**Short problem:**
Tell how many lines have the string "Temperature" in them, and write nothing besides the number.

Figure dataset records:
........
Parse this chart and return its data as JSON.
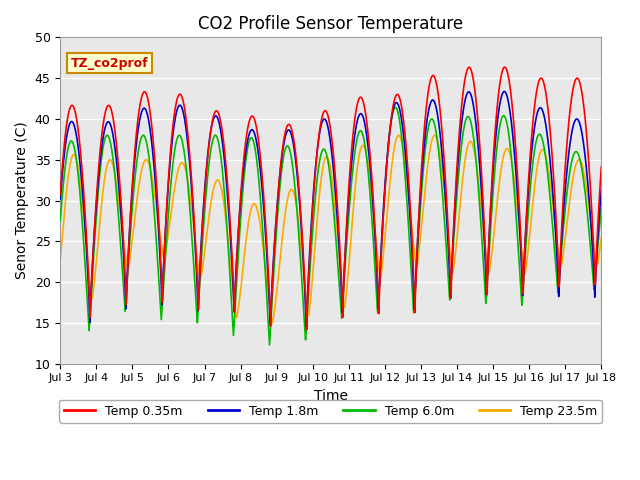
{
  "title": "CO2 Profile Sensor Temperature",
  "xlabel": "Time",
  "ylabel": "Senor Temperature (C)",
  "ylim": [
    10,
    50
  ],
  "annotation_text": "TZ_co2prof",
  "annotation_color": "#cc0000",
  "annotation_bg": "#ffffcc",
  "annotation_border": "#cc8800",
  "colors": {
    "Temp 0.35m": "#ff0000",
    "Temp 1.8m": "#0000cc",
    "Temp 6.0m": "#00bb00",
    "Temp 23.5m": "#ffaa00"
  },
  "bg_color": "#e8e8e8",
  "grid_color": "#ffffff",
  "x_tick_labels": [
    "Jul 3",
    "Jul 4",
    "Jul 5",
    "Jul 6",
    "Jul 7",
    "Jul 8",
    "Jul 9",
    "Jul 10",
    "Jul 11",
    "Jul 12",
    "Jul 13",
    "Jul 14",
    "Jul 15",
    "Jul 16",
    "Jul 17",
    "Jul 18"
  ],
  "legend_labels": [
    "Temp 0.35m",
    "Temp 1.8m",
    "Temp 6.0m",
    "Temp 23.5m"
  ]
}
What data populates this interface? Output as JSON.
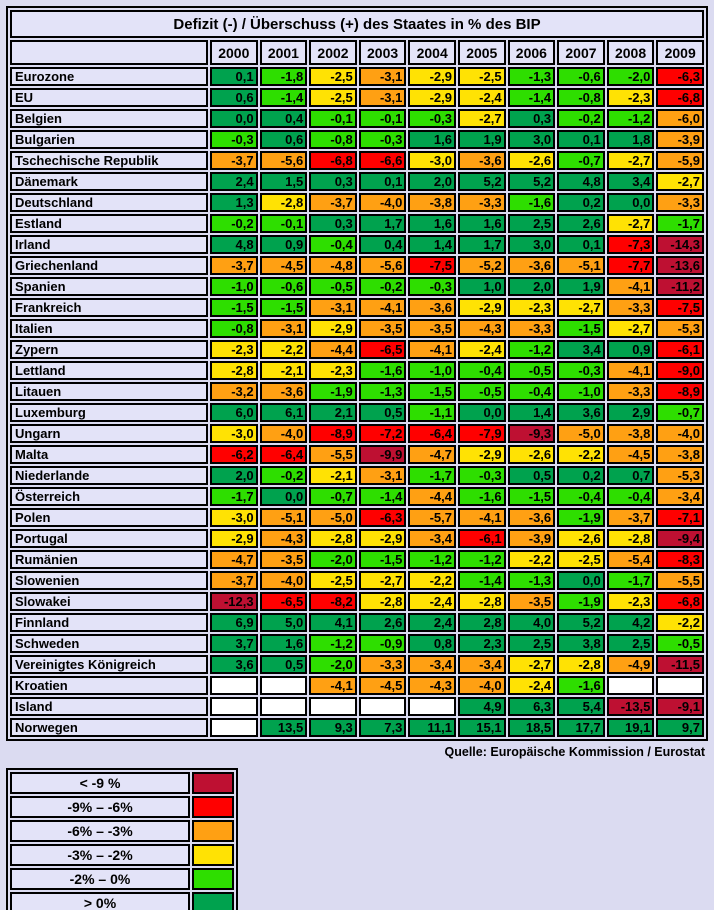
{
  "title": "Defizit (-) / Überschuss (+) des Staates in % des BIP",
  "source": "Quelle: Europäische Kommission / Eurostat",
  "colors": {
    "darkred": "#BE1032",
    "red": "#FF0000",
    "orange": "#FFA013",
    "yellow": "#FFE204",
    "lightgreen": "#2EDE00",
    "darkgreen": "#00A24E",
    "blank": "#FFFFFF"
  },
  "thresholds": [
    [
      0,
      "darkgreen"
    ],
    [
      -2,
      "lightgreen"
    ],
    [
      -3,
      "yellow"
    ],
    [
      -6,
      "orange"
    ],
    [
      -9,
      "red"
    ]
  ],
  "fallback_color": "darkred",
  "chart_data": {
    "type": "heatmap",
    "title": "Defizit (-) / Überschuss (+) des Staates in % des BIP",
    "unit": "% des BIP",
    "value_format": "comma-decimal, one fraction digit",
    "legend_position": "bottom-left",
    "columns": [
      "2000",
      "2001",
      "2002",
      "2003",
      "2004",
      "2005",
      "2006",
      "2007",
      "2008",
      "2009"
    ],
    "rows": [
      {
        "name": "Eurozone",
        "values": [
          0.1,
          -1.8,
          -2.5,
          -3.1,
          -2.9,
          -2.5,
          -1.3,
          -0.6,
          -2.0,
          -6.3
        ]
      },
      {
        "name": "EU",
        "values": [
          0.6,
          -1.4,
          -2.5,
          -3.1,
          -2.9,
          -2.4,
          -1.4,
          -0.8,
          -2.3,
          -6.8
        ]
      },
      {
        "name": "Belgien",
        "values": [
          0.0,
          0.4,
          -0.1,
          -0.1,
          -0.3,
          -2.7,
          0.3,
          -0.2,
          -1.2,
          -6.0
        ]
      },
      {
        "name": "Bulgarien",
        "values": [
          -0.3,
          0.6,
          -0.8,
          -0.3,
          1.6,
          1.9,
          3.0,
          0.1,
          1.8,
          -3.9
        ]
      },
      {
        "name": "Tschechische Republik",
        "values": [
          -3.7,
          -5.6,
          -6.8,
          -6.6,
          -3.0,
          -3.6,
          -2.6,
          -0.7,
          -2.7,
          -5.9
        ]
      },
      {
        "name": "Dänemark",
        "values": [
          2.4,
          1.5,
          0.3,
          0.1,
          2.0,
          5.2,
          5.2,
          4.8,
          3.4,
          -2.7
        ]
      },
      {
        "name": "Deutschland",
        "values": [
          1.3,
          -2.8,
          -3.7,
          -4.0,
          -3.8,
          -3.3,
          -1.6,
          0.2,
          0.0,
          -3.3
        ]
      },
      {
        "name": "Estland",
        "values": [
          -0.2,
          -0.1,
          0.3,
          1.7,
          1.6,
          1.6,
          2.5,
          2.6,
          -2.7,
          -1.7
        ]
      },
      {
        "name": "Irland",
        "values": [
          4.8,
          0.9,
          -0.4,
          0.4,
          1.4,
          1.7,
          3.0,
          0.1,
          -7.3,
          -14.3
        ]
      },
      {
        "name": "Griechenland",
        "values": [
          -3.7,
          -4.5,
          -4.8,
          -5.6,
          -7.5,
          -5.2,
          -3.6,
          -5.1,
          -7.7,
          -13.6
        ]
      },
      {
        "name": "Spanien",
        "values": [
          -1.0,
          -0.6,
          -0.5,
          -0.2,
          -0.3,
          1.0,
          2.0,
          1.9,
          -4.1,
          -11.2
        ]
      },
      {
        "name": "Frankreich",
        "values": [
          -1.5,
          -1.5,
          -3.1,
          -4.1,
          -3.6,
          -2.9,
          -2.3,
          -2.7,
          -3.3,
          -7.5
        ]
      },
      {
        "name": "Italien",
        "values": [
          -0.8,
          -3.1,
          -2.9,
          -3.5,
          -3.5,
          -4.3,
          -3.3,
          -1.5,
          -2.7,
          -5.3
        ]
      },
      {
        "name": "Zypern",
        "values": [
          -2.3,
          -2.2,
          -4.4,
          -6.5,
          -4.1,
          -2.4,
          -1.2,
          3.4,
          0.9,
          -6.1
        ]
      },
      {
        "name": "Lettland",
        "values": [
          -2.8,
          -2.1,
          -2.3,
          -1.6,
          -1.0,
          -0.4,
          -0.5,
          -0.3,
          -4.1,
          -9.0
        ]
      },
      {
        "name": "Litauen",
        "values": [
          -3.2,
          -3.6,
          -1.9,
          -1.3,
          -1.5,
          -0.5,
          -0.4,
          -1.0,
          -3.3,
          -8.9
        ]
      },
      {
        "name": "Luxemburg",
        "values": [
          6.0,
          6.1,
          2.1,
          0.5,
          -1.1,
          0.0,
          1.4,
          3.6,
          2.9,
          -0.7
        ]
      },
      {
        "name": "Ungarn",
        "values": [
          -3.0,
          -4.0,
          -8.9,
          -7.2,
          -6.4,
          -7.9,
          -9.3,
          -5.0,
          -3.8,
          -4.0
        ]
      },
      {
        "name": "Malta",
        "values": [
          -6.2,
          -6.4,
          -5.5,
          -9.9,
          -4.7,
          -2.9,
          -2.6,
          -2.2,
          -4.5,
          -3.8
        ]
      },
      {
        "name": "Niederlande",
        "values": [
          2.0,
          -0.2,
          -2.1,
          -3.1,
          -1.7,
          -0.3,
          0.5,
          0.2,
          0.7,
          -5.3
        ]
      },
      {
        "name": "Österreich",
        "values": [
          -1.7,
          0.0,
          -0.7,
          -1.4,
          -4.4,
          -1.6,
          -1.5,
          -0.4,
          -0.4,
          -3.4
        ]
      },
      {
        "name": "Polen",
        "values": [
          -3.0,
          -5.1,
          -5.0,
          -6.3,
          -5.7,
          -4.1,
          -3.6,
          -1.9,
          -3.7,
          -7.1
        ]
      },
      {
        "name": "Portugal",
        "values": [
          -2.9,
          -4.3,
          -2.8,
          -2.9,
          -3.4,
          -6.1,
          -3.9,
          -2.6,
          -2.8,
          -9.4
        ]
      },
      {
        "name": "Rumänien",
        "values": [
          -4.7,
          -3.5,
          -2.0,
          -1.5,
          -1.2,
          -1.2,
          -2.2,
          -2.5,
          -5.4,
          -8.3
        ]
      },
      {
        "name": "Slowenien",
        "values": [
          -3.7,
          -4.0,
          -2.5,
          -2.7,
          -2.2,
          -1.4,
          -1.3,
          0.0,
          -1.7,
          -5.5
        ]
      },
      {
        "name": "Slowakei",
        "values": [
          -12.3,
          -6.5,
          -8.2,
          -2.8,
          -2.4,
          -2.8,
          -3.5,
          -1.9,
          -2.3,
          -6.8
        ]
      },
      {
        "name": "Finnland",
        "values": [
          6.9,
          5.0,
          4.1,
          2.6,
          2.4,
          2.8,
          4.0,
          5.2,
          4.2,
          -2.2
        ]
      },
      {
        "name": "Schweden",
        "values": [
          3.7,
          1.6,
          -1.2,
          -0.9,
          0.8,
          2.3,
          2.5,
          3.8,
          2.5,
          -0.5
        ]
      },
      {
        "name": "Vereinigtes Königreich",
        "values": [
          3.6,
          0.5,
          -2.0,
          -3.3,
          -3.4,
          -3.4,
          -2.7,
          -2.8,
          -4.9,
          -11.5
        ]
      },
      {
        "name": "Kroatien",
        "values": [
          null,
          null,
          -4.1,
          -4.5,
          -4.3,
          -4.0,
          -2.4,
          -1.6,
          null,
          null
        ]
      },
      {
        "name": "Island",
        "values": [
          null,
          null,
          null,
          null,
          null,
          4.9,
          6.3,
          5.4,
          -13.5,
          -9.1
        ]
      },
      {
        "name": "Norwegen",
        "values": [
          null,
          13.5,
          9.3,
          7.3,
          11.1,
          15.1,
          18.5,
          17.7,
          19.1,
          9.7
        ]
      }
    ],
    "legend": [
      {
        "label": "< -9 %",
        "color_key": "darkred"
      },
      {
        "label": "-9% – -6%",
        "color_key": "red"
      },
      {
        "label": "-6% – -3%",
        "color_key": "orange"
      },
      {
        "label": "-3% – -2%",
        "color_key": "yellow"
      },
      {
        "label": "-2% – 0%",
        "color_key": "lightgreen"
      },
      {
        "label": "> 0%",
        "color_key": "darkgreen"
      }
    ]
  }
}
........
**Answer to the exercise:**
2